» **What is asked**:
Extract the records below word for word and ignore the images.
[Begin Provided records]
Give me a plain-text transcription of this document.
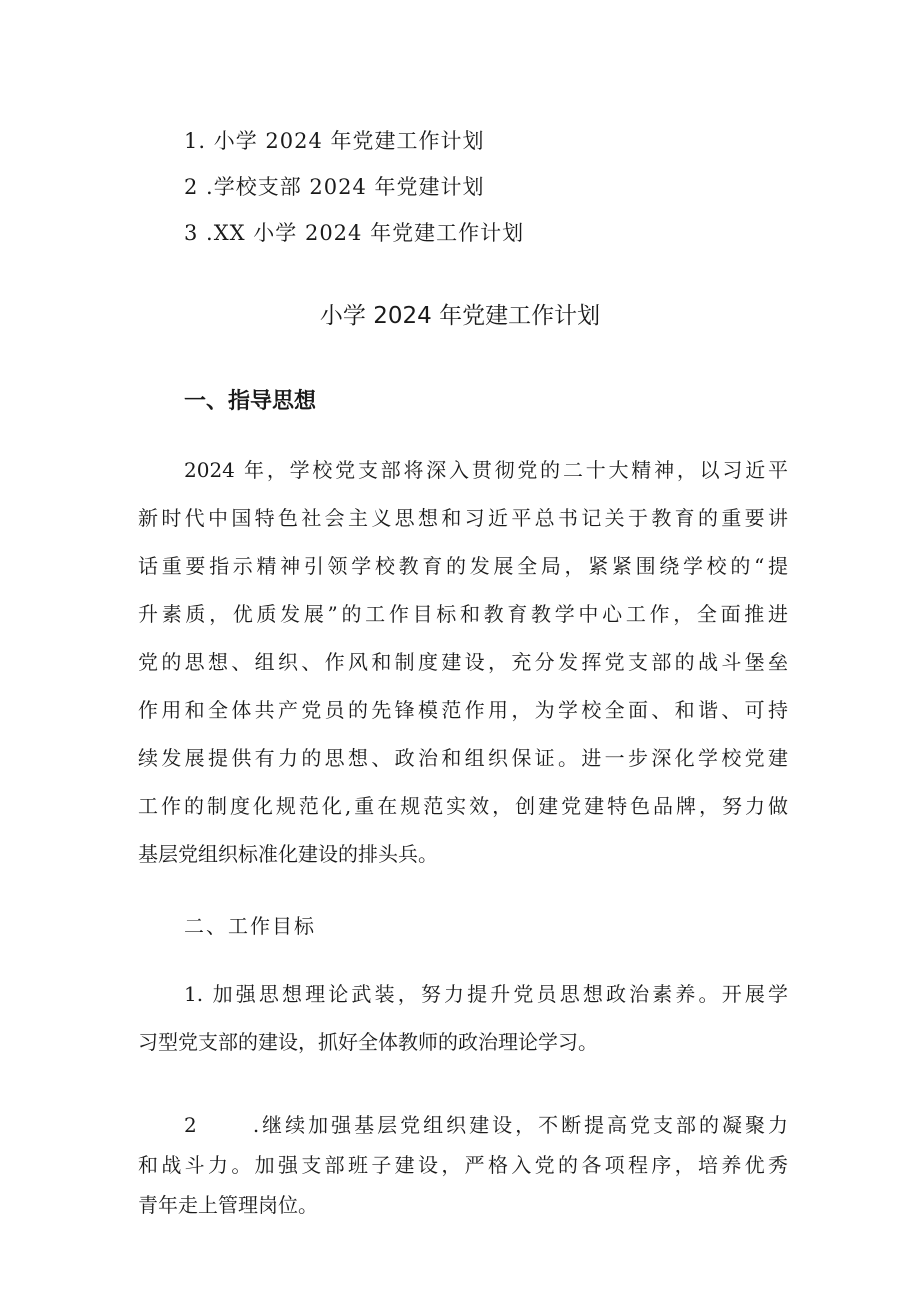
1. 小学 2024 年党建工作计划
2 .学校支部 2024 年党建计划
3 .XX 小学 2024 年党建工作计划
小学 2024 年党建工作计划
一、指导思想
2024 年，学校党支部将深入贯彻党的二十大精神，以习近平
新时代中国特色社会主义思想和习近平总书记关于教育的重要讲
话重要指示精神引领学校教育的发展全局，紧紧围绕学校的“提
升素质，优质发展”的工作目标和教育教学中心工作，全面推进
党的思想、组织、作风和制度建设，充分发挥党支部的战斗堡垒
作用和全体共产党员的先锋模范作用，为学校全面、和谐、可持
续发展提供有力的思想、政治和组织保证。进一步深化学校党建
工作的制度化规范化,重在规范实效，创建党建特色品牌，努力做
基层党组织标准化建设的排头兵。
二、工作目标
1. 加强思想理论武装，努力提升党员思想政治素养。开展学
习型党支部的建设，抓好全体教师的政治理论学习。
2      .继续加强基层党组织建设，不断提高党支部的凝聚力
和战斗力。加强支部班子建设，严格入党的各项程序，培养优秀
青年走上管理岗位。
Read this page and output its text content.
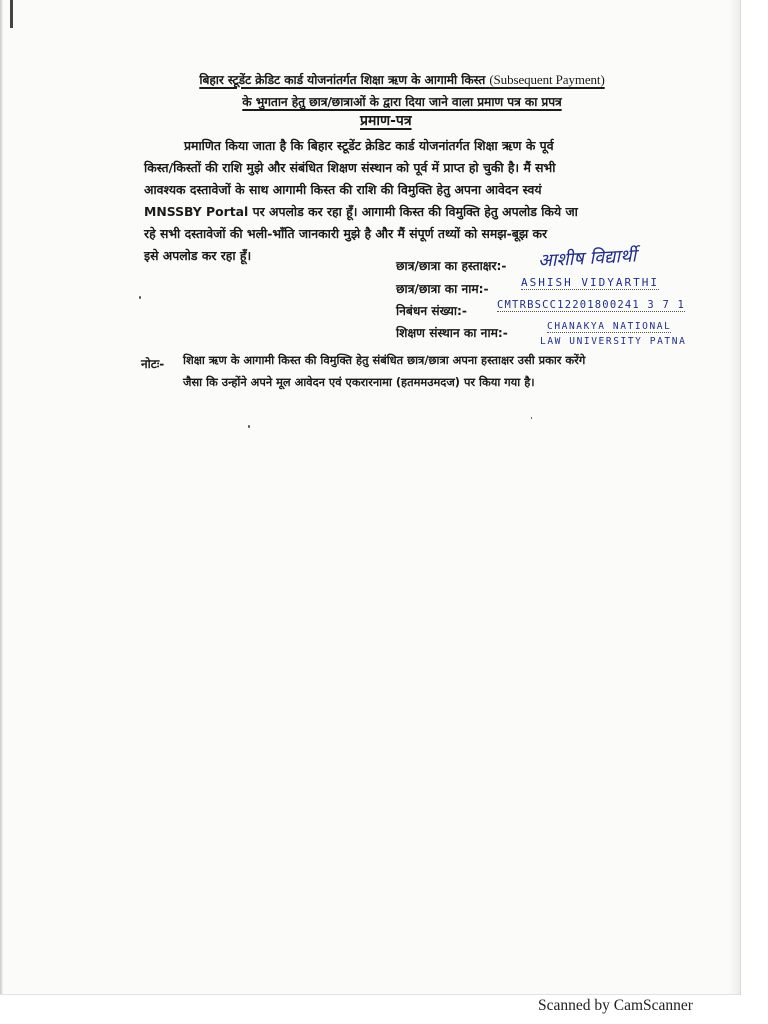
बिहार स्टूडेंट क्रेडिट कार्ड योजनांतर्गत शिक्षा ऋण के आगामी किस्त (Subsequent Payment)
के भुगतान हेतु छात्र/छात्राओं के द्वारा दिया जाने वाला प्रमाण पत्र का प्रपत्र
प्रमाण-पत्र
प्रमाणित किया जाता है कि बिहार स्टूडेंट क्रेडिट कार्ड योजनांतर्गत शिक्षा ऋण के पूर्व
किस्त/किस्तों की राशि मुझे और संबंधित शिक्षण संस्थान को पूर्व में प्राप्त हो चुकी है। मैं सभी
आवश्यक दस्तावेजों के साथ आगामी किस्त की राशि की विमुक्ति हेतु अपना आवेदन स्वयं
MNSSBY Portal पर अपलोड कर रहा हूँ। आगामी किस्त की विमुक्ति हेतु अपलोड किये जा
रहे सभी दस्तावेजों की भली-भाँति जानकारी मुझे है और मैं संपूर्ण तथ्यों को समझ-बूझ कर
इसे अपलोड कर रहा हूँ।
छात्र/छात्रा का हस्ताक्षर:- आशीष विद्यार्थी
छात्र/छात्रा का नाम:-	ASHISH VIDYARTHI
निबंधन संख्या:-	CMTRBSCC12201800241 3 7 1
शिक्षण संस्थान का नाम:-	CHANAKYA NATIONAL
LAW UNIVERSITY PATNA
नोटः- शिक्षा ऋण के आगामी किस्त की विमुक्ति हेतु संबंधित छात्र/छात्रा अपना हस्ताक्षर उसी प्रकार करेंगे
जैसा कि उन्होंने अपने मूल आवेदन एवं एकरारनामा (हतममउमदज) पर किया गया है।
Scanned by CamScanner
[End Provided records]
» **Result of the task**:
Give me a plain-text transcription of this document.
1. 小学 2024 年党建工作计划
2 .学校支部 2024 年党建计划
3 .XX 小学 2024 年党建工作计划
小学 2024 年党建工作计划
一、指导思想
2024 年，学校党支部将深入贯彻党的二十大精神，以习近平
新时代中国特色社会主义思想和习近平总书记关于教育的重要讲
话重要指示精神引领学校教育的发展全局，紧紧围绕学校的“提
升素质，优质发展”的工作目标和教育教学中心工作，全面推进
党的思想、组织、作风和制度建设，充分发挥党支部的战斗堡垒
作用和全体共产党员的先锋模范作用，为学校全面、和谐、可持
续发展提供有力的思想、政治和组织保证。进一步深化学校党建
工作的制度化规范化,重在规范实效，创建党建特色品牌，努力做
基层党组织标准化建设的排头兵。
二、工作目标
1. 加强思想理论武装，努力提升党员思想政治素养。开展学
习型党支部的建设，抓好全体教师的政治理论学习。
2      .继续加强基层党组织建设，不断提高党支部的凝聚力
和战斗力。加强支部班子建设，严格入党的各项程序，培养优秀
青年走上管理岗位。
Read this page and output its text content.
बिहार स्टूडेंट क्रेडिट कार्ड योजनांतर्गत शिक्षा ऋण के आगामी किस्त (Subsequent Payment)
के भुगतान हेतु छात्र/छात्राओं के द्वारा दिया जाने वाला प्रमाण पत्र का प्रपत्र
प्रमाण-पत्र
प्रमाणित किया जाता है कि बिहार स्टूडेंट क्रेडिट कार्ड योजनांतर्गत शिक्षा ऋण के पूर्व
किस्त/किस्तों की राशि मुझे और संबंधित शिक्षण संस्थान को पूर्व में प्राप्त हो चुकी है। मैं सभी
आवश्यक दस्तावेजों के साथ आगामी किस्त की राशि की विमुक्ति हेतु अपना आवेदन स्वयं
MNSSBY Portal पर अपलोड कर रहा हूँ। आगामी किस्त की विमुक्ति हेतु अपलोड किये जा
रहे सभी दस्तावेजों की भली-भाँति जानकारी मुझे है और मैं संपूर्ण तथ्यों को समझ-बूझ कर
इसे अपलोड कर रहा हूँ।
छात्र/छात्रा का हस्ताक्षर:- आशीष विद्यार्थी
छात्र/छात्रा का नाम:-	ASHISH VIDYARTHI
निबंधन संख्या:-	CMTRBSCC12201800241 3 7 1
शिक्षण संस्थान का नाम:-	CHANAKYA NATIONAL
LAW UNIVERSITY PATNA
नोटः- शिक्षा ऋण के आगामी किस्त की विमुक्ति हेतु संबंधित छात्र/छात्रा अपना हस्ताक्षर उसी प्रकार करेंगे
जैसा कि उन्होंने अपने मूल आवेदन एवं एकरारनामा (हतममउमदज) पर किया गया है।
Scanned by CamScanner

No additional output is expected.